### Task prompt
Retype the material in full, keeping every word the same.

### Input rows

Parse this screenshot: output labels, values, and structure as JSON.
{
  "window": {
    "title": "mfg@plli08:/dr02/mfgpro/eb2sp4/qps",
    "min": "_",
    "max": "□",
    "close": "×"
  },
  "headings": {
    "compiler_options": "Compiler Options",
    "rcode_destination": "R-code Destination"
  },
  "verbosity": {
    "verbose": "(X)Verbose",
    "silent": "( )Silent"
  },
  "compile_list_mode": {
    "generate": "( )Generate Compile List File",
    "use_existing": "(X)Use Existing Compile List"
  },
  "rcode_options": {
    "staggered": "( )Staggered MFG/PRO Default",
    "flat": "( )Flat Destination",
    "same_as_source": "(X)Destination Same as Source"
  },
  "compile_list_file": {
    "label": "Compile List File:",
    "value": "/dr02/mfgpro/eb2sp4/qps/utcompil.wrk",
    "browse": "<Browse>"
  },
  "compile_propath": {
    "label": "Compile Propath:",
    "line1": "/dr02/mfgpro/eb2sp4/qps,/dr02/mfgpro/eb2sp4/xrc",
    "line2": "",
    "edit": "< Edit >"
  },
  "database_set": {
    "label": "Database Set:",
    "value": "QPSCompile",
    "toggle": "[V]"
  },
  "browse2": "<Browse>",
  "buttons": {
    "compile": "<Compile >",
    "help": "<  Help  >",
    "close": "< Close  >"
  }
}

### The completed task
Parse this screenshot: output labels, values, and structure as JSON.
{
  "window": {
    "title": "mfg@plli08:/dr02/mfgpro/eb2sp4/qps",
    "min": "_",
    "max": "□",
    "close": "×"
  },
  "headings": {
    "compiler_options": "Compiler Options",
    "rcode_destination": "R-code Destination"
  },
  "verbosity": {
    "verbose": "(X)Verbose",
    "silent": "( )Silent"
  },
  "compile_list_mode": {
    "generate": "( )Generate Compile List File",
    "use_existing": "(X)Use Existing Compile List"
  },
  "rcode_options": {
    "staggered": "( )Staggered MFG/PRO Default",
    "flat": "( )Flat Destination",
    "same_as_source": "(X)Destination Same as Source"
  },
  "compile_list_file": {
    "label": "Compile List File:",
    "value": "/dr02/mfgpro/eb2sp4/qps/utcompil.wrk",
    "browse": "<Browse>"
  },
  "compile_propath": {
    "label": "Compile Propath:",
    "line1": "/dr02/mfgpro/eb2sp4/qps,/dr02/mfgpro/eb2sp4/xrc",
    "line2": "",
    "edit": "< Edit >"
  },
  "database_set": {
    "label": "Database Set:",
    "value": "QPSCompile",
    "toggle": "[V]"
  },
  "browse2": "<Browse>",
  "buttons": {
    "compile": "<Compile >",
    "help": "<  Help  >",
    "close": "< Close  >"
  }
}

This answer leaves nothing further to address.